Exercise directions :: Within the listing below, locate all lines containing the word "Settings". Copy each one.

· · · · ·

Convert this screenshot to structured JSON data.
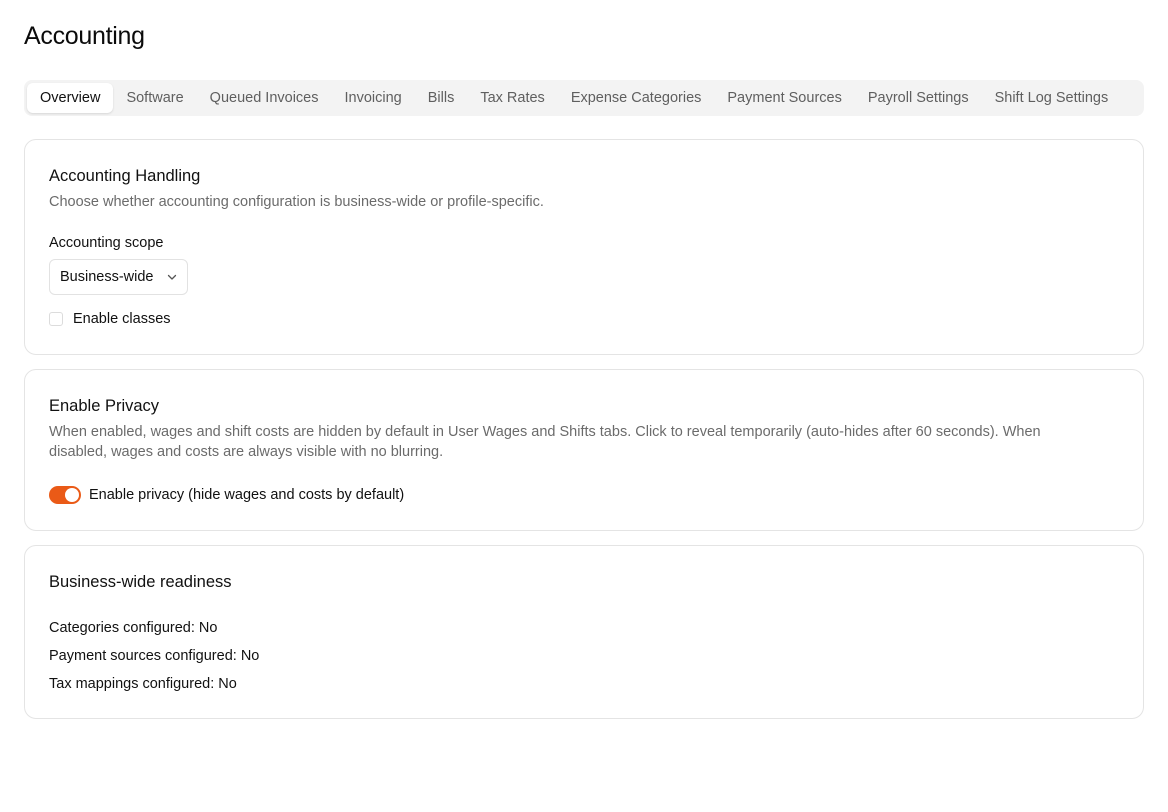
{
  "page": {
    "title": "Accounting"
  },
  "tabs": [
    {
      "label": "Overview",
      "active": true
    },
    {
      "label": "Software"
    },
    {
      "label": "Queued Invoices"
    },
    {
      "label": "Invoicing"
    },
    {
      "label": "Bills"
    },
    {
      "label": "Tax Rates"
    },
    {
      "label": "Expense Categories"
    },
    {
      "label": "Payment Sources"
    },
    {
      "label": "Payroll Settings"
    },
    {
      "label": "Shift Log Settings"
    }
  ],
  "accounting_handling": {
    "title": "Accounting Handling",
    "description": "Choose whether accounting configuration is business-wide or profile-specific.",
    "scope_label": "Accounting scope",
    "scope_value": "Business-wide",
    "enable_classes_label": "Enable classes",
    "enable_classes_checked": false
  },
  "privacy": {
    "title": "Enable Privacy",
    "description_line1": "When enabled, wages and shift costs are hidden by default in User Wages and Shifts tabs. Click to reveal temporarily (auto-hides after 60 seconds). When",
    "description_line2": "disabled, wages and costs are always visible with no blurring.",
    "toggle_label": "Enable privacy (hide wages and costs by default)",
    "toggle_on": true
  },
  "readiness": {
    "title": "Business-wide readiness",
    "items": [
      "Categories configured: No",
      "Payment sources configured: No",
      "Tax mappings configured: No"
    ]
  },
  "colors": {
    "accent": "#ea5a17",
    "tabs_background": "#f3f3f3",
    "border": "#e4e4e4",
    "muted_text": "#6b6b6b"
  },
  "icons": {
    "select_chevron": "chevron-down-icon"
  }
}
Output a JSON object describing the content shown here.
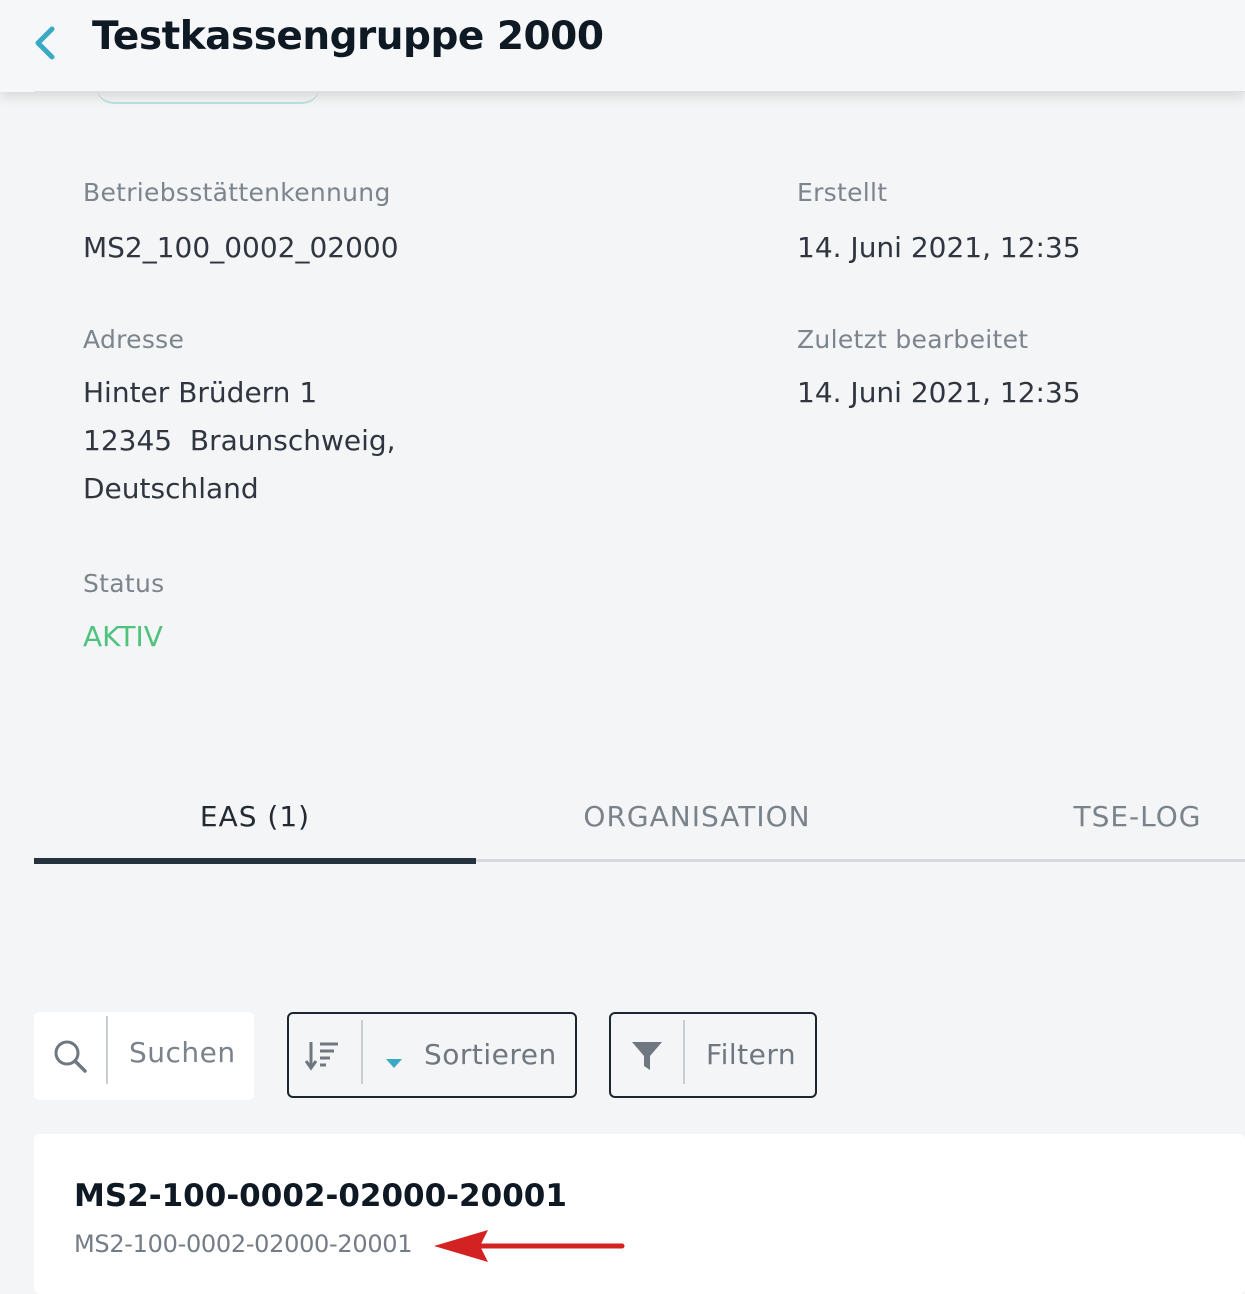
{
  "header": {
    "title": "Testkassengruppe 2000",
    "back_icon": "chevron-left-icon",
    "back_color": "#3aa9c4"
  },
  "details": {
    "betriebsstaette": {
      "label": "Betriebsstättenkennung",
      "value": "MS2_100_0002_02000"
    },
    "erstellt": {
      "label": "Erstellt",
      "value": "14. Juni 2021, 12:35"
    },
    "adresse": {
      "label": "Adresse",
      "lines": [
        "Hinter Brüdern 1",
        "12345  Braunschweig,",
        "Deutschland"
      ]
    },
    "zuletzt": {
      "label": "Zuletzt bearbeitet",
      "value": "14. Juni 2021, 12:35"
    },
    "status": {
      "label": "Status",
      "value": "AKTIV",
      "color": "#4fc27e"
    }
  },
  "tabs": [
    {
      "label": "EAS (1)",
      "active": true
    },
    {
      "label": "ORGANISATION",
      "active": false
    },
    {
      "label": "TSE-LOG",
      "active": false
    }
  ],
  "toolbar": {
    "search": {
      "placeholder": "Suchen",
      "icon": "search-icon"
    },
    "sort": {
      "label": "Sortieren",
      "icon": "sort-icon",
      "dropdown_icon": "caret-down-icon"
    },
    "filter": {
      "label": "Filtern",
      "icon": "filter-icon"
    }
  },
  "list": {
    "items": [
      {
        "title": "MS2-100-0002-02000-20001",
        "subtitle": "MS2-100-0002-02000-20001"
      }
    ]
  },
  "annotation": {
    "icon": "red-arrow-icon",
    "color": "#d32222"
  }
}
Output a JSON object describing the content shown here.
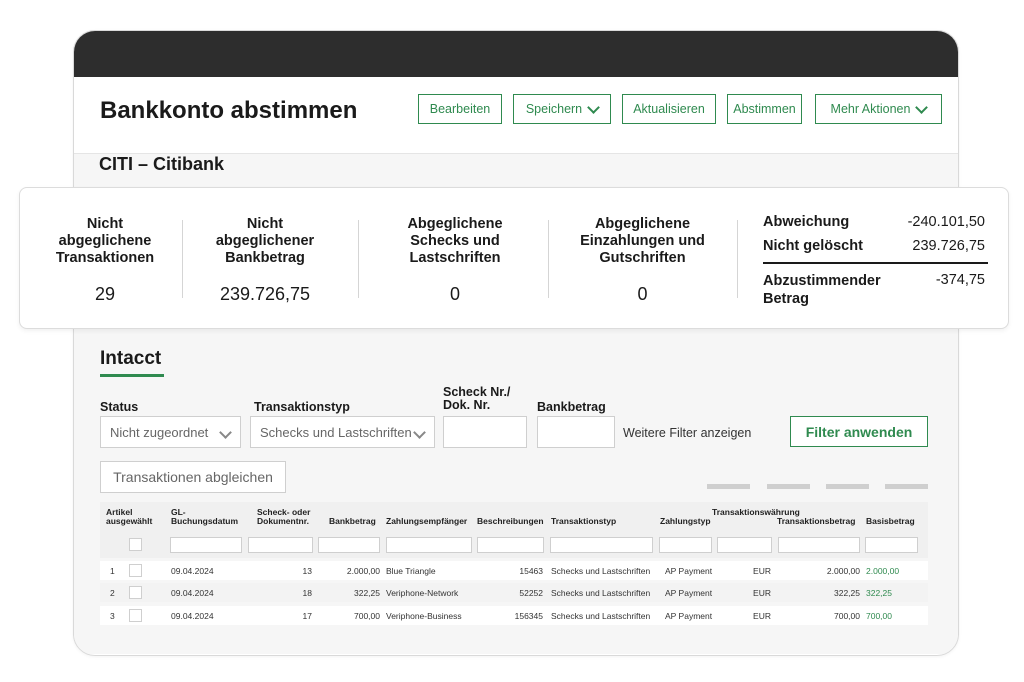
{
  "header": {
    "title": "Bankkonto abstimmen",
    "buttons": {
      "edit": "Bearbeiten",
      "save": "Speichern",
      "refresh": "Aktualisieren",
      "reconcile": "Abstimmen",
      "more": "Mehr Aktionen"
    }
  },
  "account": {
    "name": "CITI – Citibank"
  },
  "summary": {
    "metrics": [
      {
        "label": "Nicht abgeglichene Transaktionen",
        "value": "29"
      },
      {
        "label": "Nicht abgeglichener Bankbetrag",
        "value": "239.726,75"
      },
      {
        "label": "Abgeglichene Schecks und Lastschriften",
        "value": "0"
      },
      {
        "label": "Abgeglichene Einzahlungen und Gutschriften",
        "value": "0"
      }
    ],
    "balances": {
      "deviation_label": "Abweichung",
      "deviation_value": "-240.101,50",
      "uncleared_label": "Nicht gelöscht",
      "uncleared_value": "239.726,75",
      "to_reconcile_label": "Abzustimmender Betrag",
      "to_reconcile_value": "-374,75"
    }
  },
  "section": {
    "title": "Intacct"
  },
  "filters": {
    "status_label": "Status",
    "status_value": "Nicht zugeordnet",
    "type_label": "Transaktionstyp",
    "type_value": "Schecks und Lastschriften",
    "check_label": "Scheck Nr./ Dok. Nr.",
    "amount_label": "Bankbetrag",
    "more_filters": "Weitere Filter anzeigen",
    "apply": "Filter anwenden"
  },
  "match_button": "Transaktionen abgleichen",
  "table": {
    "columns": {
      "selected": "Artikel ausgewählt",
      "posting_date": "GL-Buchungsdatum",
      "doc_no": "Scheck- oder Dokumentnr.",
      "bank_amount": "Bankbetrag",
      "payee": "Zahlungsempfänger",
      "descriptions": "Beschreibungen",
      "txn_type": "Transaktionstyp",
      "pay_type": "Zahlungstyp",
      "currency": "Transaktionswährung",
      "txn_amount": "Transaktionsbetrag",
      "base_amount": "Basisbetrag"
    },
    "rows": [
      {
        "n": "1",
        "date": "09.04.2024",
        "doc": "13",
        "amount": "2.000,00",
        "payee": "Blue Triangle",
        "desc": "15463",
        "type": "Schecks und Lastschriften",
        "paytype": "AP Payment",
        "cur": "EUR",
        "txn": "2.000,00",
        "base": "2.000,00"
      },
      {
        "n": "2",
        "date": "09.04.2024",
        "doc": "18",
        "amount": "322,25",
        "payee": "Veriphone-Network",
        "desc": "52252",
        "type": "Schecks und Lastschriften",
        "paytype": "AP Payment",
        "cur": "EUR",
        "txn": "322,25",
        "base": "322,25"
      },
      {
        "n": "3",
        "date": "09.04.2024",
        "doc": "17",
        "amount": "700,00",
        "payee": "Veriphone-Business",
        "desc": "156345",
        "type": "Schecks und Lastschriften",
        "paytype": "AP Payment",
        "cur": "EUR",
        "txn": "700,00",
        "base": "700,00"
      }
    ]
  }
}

· · · · ·

Result of the exercise ::
      "label": "Payroll Settings"
      "label": "Shift Log Settings"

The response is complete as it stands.